===== DATASET ROWS =====

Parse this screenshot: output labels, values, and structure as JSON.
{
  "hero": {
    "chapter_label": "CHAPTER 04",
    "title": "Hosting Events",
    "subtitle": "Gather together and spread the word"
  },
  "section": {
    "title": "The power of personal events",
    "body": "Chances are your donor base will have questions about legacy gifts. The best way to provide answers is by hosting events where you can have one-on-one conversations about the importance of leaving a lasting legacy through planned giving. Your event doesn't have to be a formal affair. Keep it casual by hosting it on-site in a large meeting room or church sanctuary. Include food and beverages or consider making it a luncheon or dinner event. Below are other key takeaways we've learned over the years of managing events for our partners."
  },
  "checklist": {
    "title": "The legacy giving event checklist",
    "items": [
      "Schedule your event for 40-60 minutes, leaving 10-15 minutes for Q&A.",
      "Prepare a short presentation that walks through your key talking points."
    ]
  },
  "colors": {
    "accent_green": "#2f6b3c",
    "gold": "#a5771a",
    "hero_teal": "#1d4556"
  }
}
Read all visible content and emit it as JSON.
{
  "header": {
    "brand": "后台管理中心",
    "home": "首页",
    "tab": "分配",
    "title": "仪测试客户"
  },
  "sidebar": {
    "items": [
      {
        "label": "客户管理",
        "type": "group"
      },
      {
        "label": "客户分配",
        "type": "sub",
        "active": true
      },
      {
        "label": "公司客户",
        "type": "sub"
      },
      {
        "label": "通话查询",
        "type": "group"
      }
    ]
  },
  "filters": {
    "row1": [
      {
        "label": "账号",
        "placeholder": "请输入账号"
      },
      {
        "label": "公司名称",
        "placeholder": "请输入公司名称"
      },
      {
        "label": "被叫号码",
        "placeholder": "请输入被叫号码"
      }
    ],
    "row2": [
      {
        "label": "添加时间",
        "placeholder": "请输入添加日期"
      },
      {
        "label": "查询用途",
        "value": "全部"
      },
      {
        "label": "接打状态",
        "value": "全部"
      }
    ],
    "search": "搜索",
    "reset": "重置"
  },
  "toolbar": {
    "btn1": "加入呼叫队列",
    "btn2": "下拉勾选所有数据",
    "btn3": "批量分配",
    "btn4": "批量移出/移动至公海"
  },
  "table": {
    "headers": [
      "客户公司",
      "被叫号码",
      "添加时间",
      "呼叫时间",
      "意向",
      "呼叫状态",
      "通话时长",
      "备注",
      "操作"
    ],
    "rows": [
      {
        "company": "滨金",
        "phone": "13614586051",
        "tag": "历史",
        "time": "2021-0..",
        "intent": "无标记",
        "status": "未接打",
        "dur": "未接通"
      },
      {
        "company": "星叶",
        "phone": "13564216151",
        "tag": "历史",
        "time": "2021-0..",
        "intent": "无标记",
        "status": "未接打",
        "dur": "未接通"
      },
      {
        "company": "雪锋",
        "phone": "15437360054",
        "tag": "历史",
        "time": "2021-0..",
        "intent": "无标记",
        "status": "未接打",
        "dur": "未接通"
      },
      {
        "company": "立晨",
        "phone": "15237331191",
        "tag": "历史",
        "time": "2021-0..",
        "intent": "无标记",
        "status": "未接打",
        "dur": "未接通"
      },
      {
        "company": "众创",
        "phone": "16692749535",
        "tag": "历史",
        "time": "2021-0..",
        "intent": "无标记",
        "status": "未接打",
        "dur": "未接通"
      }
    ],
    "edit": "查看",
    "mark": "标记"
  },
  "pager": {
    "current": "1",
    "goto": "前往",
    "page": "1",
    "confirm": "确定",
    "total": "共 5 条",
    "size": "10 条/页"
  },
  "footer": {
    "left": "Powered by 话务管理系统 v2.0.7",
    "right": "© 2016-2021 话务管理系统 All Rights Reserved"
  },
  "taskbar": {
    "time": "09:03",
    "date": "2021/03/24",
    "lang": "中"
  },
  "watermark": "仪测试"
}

=====

WHAT IS EXPECTED.
Some lines of the records may hold the word "placeholder". How many do? Answer with a number and nothing else.

WRITTEN ANSWER.
4